== Description of the task ==
Look through the listing below and work out how many of its lines hold the word "tangent". Give only the number.

(Saved data entries)
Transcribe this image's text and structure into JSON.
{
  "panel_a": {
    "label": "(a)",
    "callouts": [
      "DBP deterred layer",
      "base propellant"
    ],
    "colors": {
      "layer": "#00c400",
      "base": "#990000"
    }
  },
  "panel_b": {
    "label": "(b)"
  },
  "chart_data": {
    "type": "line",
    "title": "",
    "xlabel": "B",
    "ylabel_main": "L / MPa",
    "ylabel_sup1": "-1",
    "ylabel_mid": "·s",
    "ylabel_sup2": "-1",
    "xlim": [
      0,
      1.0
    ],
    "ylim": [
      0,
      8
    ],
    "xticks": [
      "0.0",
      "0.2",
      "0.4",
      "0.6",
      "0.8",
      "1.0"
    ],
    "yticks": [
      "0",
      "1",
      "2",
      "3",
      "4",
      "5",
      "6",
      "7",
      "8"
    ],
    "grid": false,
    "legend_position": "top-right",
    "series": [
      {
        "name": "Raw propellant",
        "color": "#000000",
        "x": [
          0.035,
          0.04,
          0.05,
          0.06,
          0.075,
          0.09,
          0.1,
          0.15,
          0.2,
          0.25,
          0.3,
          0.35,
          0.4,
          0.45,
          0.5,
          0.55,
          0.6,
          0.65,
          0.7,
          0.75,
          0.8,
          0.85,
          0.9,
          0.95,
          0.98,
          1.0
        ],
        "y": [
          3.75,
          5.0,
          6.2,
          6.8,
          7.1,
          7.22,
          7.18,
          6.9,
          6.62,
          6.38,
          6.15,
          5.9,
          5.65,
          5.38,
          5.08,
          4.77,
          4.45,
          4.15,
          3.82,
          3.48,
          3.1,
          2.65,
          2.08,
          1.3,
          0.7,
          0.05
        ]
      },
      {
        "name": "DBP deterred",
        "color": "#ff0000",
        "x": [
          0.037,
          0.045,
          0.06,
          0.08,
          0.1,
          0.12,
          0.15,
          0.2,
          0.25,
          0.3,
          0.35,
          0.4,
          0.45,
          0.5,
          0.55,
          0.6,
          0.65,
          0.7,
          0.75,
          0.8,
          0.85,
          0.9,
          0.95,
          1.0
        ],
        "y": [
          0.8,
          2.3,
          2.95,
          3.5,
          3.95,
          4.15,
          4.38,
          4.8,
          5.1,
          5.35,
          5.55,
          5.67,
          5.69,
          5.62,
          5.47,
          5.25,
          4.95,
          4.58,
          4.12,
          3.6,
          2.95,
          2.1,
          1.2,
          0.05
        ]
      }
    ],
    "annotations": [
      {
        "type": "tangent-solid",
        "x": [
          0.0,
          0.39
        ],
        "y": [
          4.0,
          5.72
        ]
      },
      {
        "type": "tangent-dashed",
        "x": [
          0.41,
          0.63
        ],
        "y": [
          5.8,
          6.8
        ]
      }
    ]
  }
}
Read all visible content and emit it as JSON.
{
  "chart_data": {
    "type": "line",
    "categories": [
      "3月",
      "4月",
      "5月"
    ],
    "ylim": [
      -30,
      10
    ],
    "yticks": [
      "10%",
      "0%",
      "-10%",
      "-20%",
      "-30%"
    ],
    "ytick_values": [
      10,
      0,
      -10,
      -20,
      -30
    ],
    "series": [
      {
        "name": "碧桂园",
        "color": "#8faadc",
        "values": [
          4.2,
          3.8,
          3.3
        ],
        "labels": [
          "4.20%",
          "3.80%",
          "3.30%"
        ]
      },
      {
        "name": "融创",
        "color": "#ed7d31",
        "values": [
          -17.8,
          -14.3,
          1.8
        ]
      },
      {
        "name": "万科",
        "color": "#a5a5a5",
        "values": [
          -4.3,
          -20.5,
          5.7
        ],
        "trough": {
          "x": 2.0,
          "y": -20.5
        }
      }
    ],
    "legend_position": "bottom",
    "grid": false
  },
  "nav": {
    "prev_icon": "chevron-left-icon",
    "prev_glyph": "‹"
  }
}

== Exercise result ==
2